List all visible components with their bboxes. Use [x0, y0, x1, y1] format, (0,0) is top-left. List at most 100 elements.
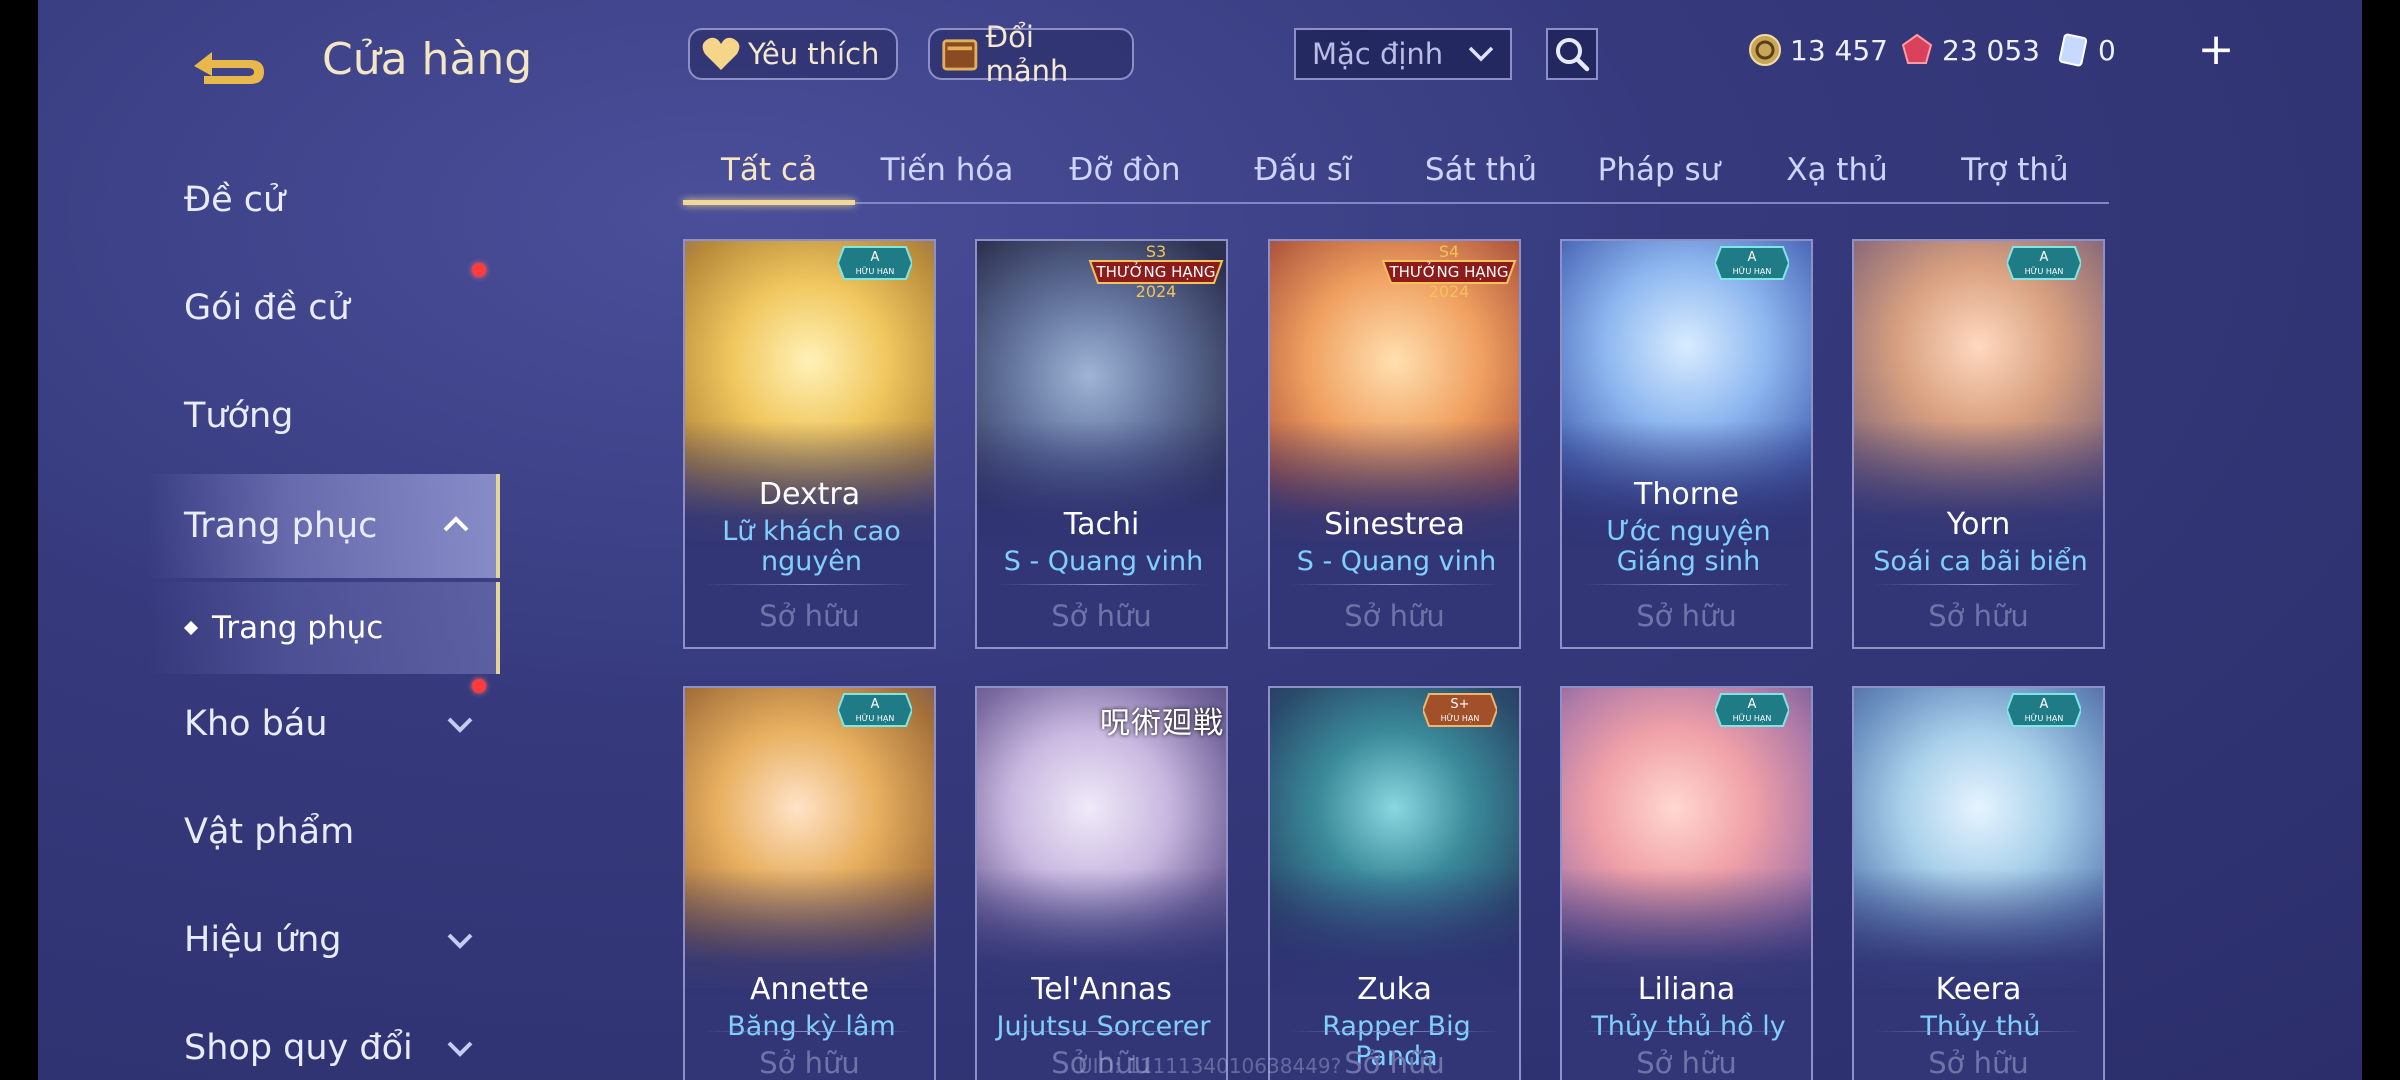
sidebar-subitem-skins[interactable]: Trang phục [148, 582, 500, 674]
badge-grade: A [1748, 697, 1757, 712]
currency-vouchers: 13 457 [1748, 28, 1888, 72]
skin-card-thorne[interactable]: A HỮU HẠN Thorne Ước nguyện Giáng sinh S… [1560, 239, 1813, 649]
badge-grade: A [871, 250, 880, 265]
badge-limited: HỮU HẠN [2025, 265, 2064, 277]
tab-mage[interactable]: Pháp sư [1573, 138, 1745, 202]
tab-label: Tiến hóa [880, 152, 1014, 188]
skin-card-tachi[interactable]: S3 THƯỞNG HẠNG 2024 Tachi S - Quang vinh… [975, 239, 1228, 649]
tab-label: Pháp sư [1597, 152, 1721, 188]
back-button[interactable] [186, 30, 276, 90]
tab-label: Đấu sĩ [1254, 152, 1352, 188]
skin-card-zuka[interactable]: S+ HỮU HẠN Zuka Rapper Big Panda Sở hữu [1268, 686, 1521, 1080]
hero-name: Yorn [1946, 507, 2011, 542]
skin-card-telannas[interactable]: 呪術廻戦 Tel'Annas Jujutsu Sorcerer Sở hữu [975, 686, 1228, 1080]
shop-screen: Cửa hàng Yêu thích Đổi mảnh Mặc định 13 … [0, 0, 2400, 1080]
search-button[interactable] [1546, 28, 1598, 80]
bullet-icon [183, 620, 199, 636]
favorites-button[interactable]: Yêu thích [688, 28, 898, 80]
tab-all[interactable]: Tất cả [683, 138, 855, 205]
tab-fighter[interactable]: Đấu sĩ [1217, 138, 1389, 202]
skin-card-sinestrea[interactable]: S4 THƯỞNG HẠNG 2024 Sinestrea S - Quang … [1268, 239, 1521, 649]
tab-marksman[interactable]: Xạ thủ [1751, 138, 1923, 202]
rarity-badge-icon: A HỮU HẠN [838, 693, 912, 727]
skin-card-liliana[interactable]: A HỮU HẠN Liliana Thủy thủ hồ ly Sở hữu [1560, 686, 1813, 1080]
screen-edge-left [0, 0, 38, 1080]
sidebar-item-label: Tướng [184, 396, 294, 436]
skin-name: S - Quang vinh [1003, 546, 1204, 577]
badge-year: 2024 [1429, 282, 1470, 301]
red-gem-icon [1901, 33, 1933, 64]
sidebar-item-recommended[interactable]: Đề cử [148, 150, 500, 250]
favorites-label: Yêu thích [748, 37, 880, 71]
currency-cards: 0 [2056, 28, 2116, 72]
owned-status: Sở hữu [1928, 1046, 2029, 1080]
chevron-down-icon [447, 1041, 473, 1057]
divider [705, 1031, 914, 1032]
tab-support[interactable]: Trợ thủ [1929, 138, 2101, 202]
badge-grade: A [2040, 250, 2049, 265]
sidebar-item-skins[interactable]: Trang phục [148, 474, 500, 578]
tab-assassin[interactable]: Sát thủ [1395, 138, 1567, 202]
divider [1290, 1031, 1499, 1032]
skin-name: Băng kỳ lâm [727, 1011, 896, 1042]
skin-card-dextra[interactable]: A HỮU HẠN Dextra Lữ khách cao nguyên Sở … [683, 239, 936, 649]
active-tab-indicator [683, 200, 855, 205]
badge-season: S3 [1146, 242, 1166, 261]
sidebar-item-label: Gói đề cử [184, 288, 350, 328]
badge-grade: A [871, 697, 880, 712]
divider [997, 584, 1206, 585]
uid-watermark: UID: 1111134010638449? [1078, 1054, 1342, 1078]
owned-status: Sở hữu [759, 1046, 860, 1080]
rarity-badge-icon: A HỮU HẠN [838, 246, 912, 280]
hero-name: Thorne [1634, 477, 1739, 512]
notification-dot [472, 679, 486, 693]
owned-status: Sở hữu [1928, 599, 2029, 633]
chevron-down-icon [447, 717, 473, 733]
screen-edge-right [2362, 0, 2400, 1080]
sidebar-item-label: Đề cử [184, 180, 286, 220]
divider [1582, 1031, 1791, 1032]
skin-name: Thủy thủ [1920, 1011, 2041, 1042]
tab-label: Xạ thủ [1786, 152, 1888, 188]
skin-card-yorn[interactable]: A HỮU HẠN Yorn Soái ca bãi biển Sở hữu [1852, 239, 2105, 649]
divider [997, 1031, 1206, 1032]
category-tabs: Tất cả Tiến hóa Đỡ đòn Đấu sĩ Sát thủ Ph… [683, 138, 2109, 205]
owned-status: Sở hữu [759, 599, 860, 633]
hero-name: Dextra [758, 477, 861, 512]
skin-card-annette[interactable]: A HỮU HẠN Annette Băng kỳ lâm Sở hữu [683, 686, 936, 1080]
badge-grade: A [2040, 697, 2049, 712]
chevron-down-icon [1468, 46, 1494, 62]
skin-name: Thủy thủ hồ ly [1591, 1011, 1786, 1042]
hero-name: Tachi [1063, 507, 1140, 542]
tab-evolution[interactable]: Tiến hóa [861, 138, 1033, 202]
sidebar-item-effects[interactable]: Hiệu ứng [148, 890, 500, 990]
sidebar-item-items[interactable]: Vật phẩm [148, 782, 500, 882]
add-currency-button[interactable]: + [2196, 26, 2236, 74]
collab-logo: 呪術廻戦 [1100, 706, 1224, 741]
hero-name: Keera [1935, 972, 2022, 1007]
sidebar-item-label: Kho báu [184, 704, 328, 744]
sidebar-item-exchange-shop[interactable]: Shop quy đổi [148, 998, 500, 1080]
chest-icon [942, 39, 978, 71]
currency-gems: 23 053 [1900, 28, 2040, 72]
sidebar-item-treasure[interactable]: Kho báu [148, 674, 500, 774]
owned-status: Sở hữu [1636, 1046, 1737, 1080]
owned-status: Sở hữu [1636, 599, 1737, 633]
sidebar-item-heroes[interactable]: Tướng [148, 366, 500, 466]
search-icon [1556, 38, 1590, 72]
sidebar-item-recommended-packs[interactable]: Gói đề cử [148, 258, 500, 358]
chevron-up-icon [443, 516, 469, 532]
notification-dot [472, 263, 486, 277]
skin-name: S - Quang vinh [1296, 546, 1497, 577]
gems-value: 23 053 [1942, 33, 2040, 67]
exchange-shards-button[interactable]: Đổi mảnh [928, 20, 1134, 88]
rank-reward-badge-icon: S4 THƯỞNG HẠNG 2024 [1381, 242, 1517, 301]
skin-card-keera[interactable]: A HỮU HẠN Keera Thủy thủ Sở hữu [1852, 686, 2105, 1080]
skin-name: Lữ khách cao nguyên [722, 516, 901, 577]
divider [705, 584, 914, 585]
badge-limited: HỮU HẠN [1733, 265, 1772, 277]
badge-season: S4 [1439, 242, 1459, 261]
rank-reward-badge-icon: S3 THƯỞNG HẠNG 2024 [1088, 242, 1224, 301]
tab-tank[interactable]: Đỡ đòn [1039, 138, 1211, 202]
sort-select[interactable]: Mặc định [1294, 28, 1512, 80]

▶ What is asked
Give every line of the entries above as a JSON list of strings, one string per line, with blank lines left out. Leave the pictures out of the answer.

▶ Solved exercise
[
  "List all visible components with their bboxes. Use [x0, y0, x1, y1] format, (0,0) is top-left. List at most 100 elements.",
  "sidebar-subitem-skins[interactable]: Trang phục [148, 582, 500, 674]",
  "badge-grade: A [1748, 697, 1757, 712]",
  "currency-vouchers: 13 457 [1748, 28, 1888, 72]",
  "skin-card-thorne[interactable]: A HỮU HẠN Thorne Ước nguyện Giáng sinh S… [1560, 239, 1813, 649]",
  "badge-grade: A [871, 250, 880, 265]",
  "badge-limited: HỮU HẠN [2025, 265, 2064, 277]",
  "tab-mage[interactable]: Pháp sư [1573, 138, 1745, 202]",
  "tab-label: Tiến hóa [880, 152, 1014, 188]",
  "skin-card-tachi[interactable]: S3 THƯỞNG HẠNG 2024 Tachi S - Quang vinh… [975, 239, 1228, 649]",
  "tab-label: Pháp sư [1597, 152, 1721, 188]",
  "back-button[interactable] [186, 30, 276, 90]",
  "tab-label: Đấu sĩ [1254, 152, 1352, 188]",
  "skin-card-zuka[interactable]: S+ HỮU HẠN Zuka Rapper Big Panda Sở hữu [1268, 686, 1521, 1080]",
  "hero-name: Yorn [1946, 507, 2011, 542]",
  "skin-card-telannas[interactable]: 呪術廻戦 Tel'Annas Jujutsu Sorcerer Sở hữu [975, 686, 1228, 1080]",
  "shop-screen: Cửa hàng Yêu thích Đổi mảnh Mặc định 13 … [0, 0, 2400, 1080]",
  "search-button[interactable] [1546, 28, 1598, 80]",
  "bullet-icon [183, 620, 199, 636]",
  "favorites-button[interactable]: Yêu thích [688, 28, 898, 80]",
  "tab-all[interactable]: Tất cả [683, 138, 855, 205]",
  "tab-fighter[interactable]: Đấu sĩ [1217, 138, 1389, 202]",
  "skin-card-sinestrea[interactable]: S4 THƯỞNG HẠNG 2024 Sinestrea S - Quang … [1268, 239, 1521, 649]",
  "tab-marksman[interactable]: Xạ thủ [1751, 138, 1923, 202]",
  "rarity-badge-icon: A HỮU HẠN [838, 693, 912, 727]",
  "skin-card-liliana[interactable]: A HỮU HẠN Liliana Thủy thủ hồ ly Sở hữu [1560, 686, 1813, 1080]",
  "screen-edge-left [0, 0, 38, 1080]",
  "sidebar-item-label: Tướng [184, 396, 294, 436]",
  "skin-name: S - Quang vinh [1003, 546, 1204, 577]",
  "badge-year: 2024 [1429, 282, 1470, 301]",
  "red-gem-icon [1901, 33, 1933, 64]",
  "sidebar-item-recommended[interactable]: Đề cử [148, 150, 500, 250]",
  "favorites-label: Yêu thích [748, 37, 880, 71]",
  "currency-cards: 0 [2056, 28, 2116, 72]",
  "owned-status: Sở hữu [1928, 1046, 2029, 1080]",
  "chevron-down-icon [447, 1041, 473, 1057]",
  "divider [705, 1031, 914, 1032]",
  "tab-support[interactable]: Trợ thủ [1929, 138, 2101, 202]",
  "badge-grade: A [2040, 250, 2049, 265]",
  "sidebar-item-skins[interactable]: Trang phục [148, 474, 500, 578]",
  "tab-assassin[interactable]: Sát thủ [1395, 138, 1567, 202]",
  "divider [1290, 1031, 1499, 1032]",
  "skin-name: Băng kỳ lâm [727, 1011, 896, 1042]",
  "skin-card-dextra[interactable]: A HỮU HẠN Dextra Lữ khách cao nguyên Sở … [683, 239, 936, 649]",
  "active-tab-indicator [683, 200, 855, 205]",
  "badge-season: S3 [1146, 242, 1166, 261]",
  "sidebar-item-label: Gói đề cử [184, 288, 350, 328]",
  "badge-grade: A [871, 697, 880, 712]",
  "divider [997, 584, 1206, 585]",
  "uid-watermark: UID: 1111134010638449? [1078, 1054, 1342, 1078]",
  "owned-status: Sở hữu [759, 1046, 860, 1080]",
  "rarity-badge-icon: A HỮU HẠN [838, 246, 912, 280]",
  "hero-name: Thorne [1634, 477, 1739, 512]",
  "notification-dot [472, 679, 486, 693]",
  "owned-status: Sở hữu [1928, 599, 2029, 633]",
  "chevron-down-icon [447, 717, 473, 733]",
  "screen-edge-right [2362, 0, 2400, 1080]",
  "sidebar-item-label: Đề cử [184, 180, 286, 220]",
  "divider [1582, 1031, 1791, 1032]",
  "skin-name: Thủy thủ [1920, 1011, 2041, 1042]",
  "tab-label: Xạ thủ [1786, 152, 1888, 188]",
  "skin-card-yorn[interactable]: A HỮU HẠN Yorn Soái ca bãi biển Sở hữu [1852, 239, 2105, 649]",
  "divider [997, 1031, 1206, 1032]",
  "category-tabs: Tất cả Tiến hóa Đỡ đòn Đấu sĩ Sát thủ Ph… [683, 138, 2109, 205]",
  "owned-status: Sở hữu [759, 599, 860, 633]",
  "hero-name: Dextra [758, 477, 861, 512]",
  "skin-card-annette[interactable]: A HỮU HẠN Annette Băng kỳ lâm Sở hữu [683, 686, 936, 1080]",
  "badge-grade: A [2040, 697, 2049, 712]",
  "chevron-down-icon [1468, 46, 1494, 62]",
  "skin-name: Thủy thủ hồ ly [1591, 1011, 1786, 1042]",
  "hero-name: Tachi [1063, 507, 1140, 542]",
  "tab-evolution[interactable]: Tiến hóa [861, 138, 1033, 202]",
  "sidebar-item-effects[interactable]: Hiệu ứng [148, 890, 500, 990]",
  "sidebar-item-items[interactable]: Vật phẩm [148, 782, 500, 882]",
  "add-currency-button[interactable]: + [2196, 26, 2236, 74]",
  "collab-logo: 呪術廻戦 [1100, 706, 1224, 741]",
  "hero-name: Keera [1935, 972, 2022, 1007]",
  "sidebar-item-label: Kho báu [184, 704, 328, 744]",
  "sidebar-item-exchange-shop[interactable]: Shop quy đổi [148, 998, 500, 1080]",
  "chest-icon [942, 39, 978, 71]",
  "currency-gems: 23 053 [1900, 28, 2040, 72]",
  "sidebar-item-treasure[interactable]: Kho báu [148, 674, 500, 774]",
  "owned-status: Sở hữu [1636, 1046, 1737, 1080]",
  "owned-status: Sở hữu [1636, 599, 1737, 633]",
  "sidebar-item-heroes[interactable]: Tướng [148, 366, 500, 466]",
  "search-icon [1556, 38, 1590, 72]",
  "sidebar-item-recommended-packs[interactable]: Gói đề cử [148, 258, 500, 358]",
  "chevron-up-icon [443, 516, 469, 532]",
  "notification-dot [472, 263, 486, 277]",
  "skin-name: S - Quang vinh [1296, 546, 1497, 577]",
  "gems-value: 23 053 [1942, 33, 2040, 67]",
  "exchange-shards-button[interactable]: Đổi mảnh [928, 20, 1134, 88]",
  "rank-reward-badge-icon: S4 THƯỞNG HẠNG 2024 [1381, 242, 1517, 301]",
  "skin-card-keera[interactable]: A HỮU HẠN Keera Thủy thủ Sở hữu [1852, 686, 2105, 1080]",
  "skin-name: Lữ khách cao nguyên [722, 516, 901, 577]",
  "divider [705, 584, 914, 585]",
  "badge-limited: HỮU HẠN [1733, 265, 1772, 277]",
  "badge-season: S4 [1439, 242, 1459, 261]",
  "rank-reward-badge-icon: S3 THƯỞNG HẠNG 2024 [1088, 242, 1224, 301]",
  "tab-tank[interactable]: Đỡ đòn [1039, 138, 1211, 202]",
  "sort-select[interactable]: Mặc định [1294, 28, 1512, 80]"
]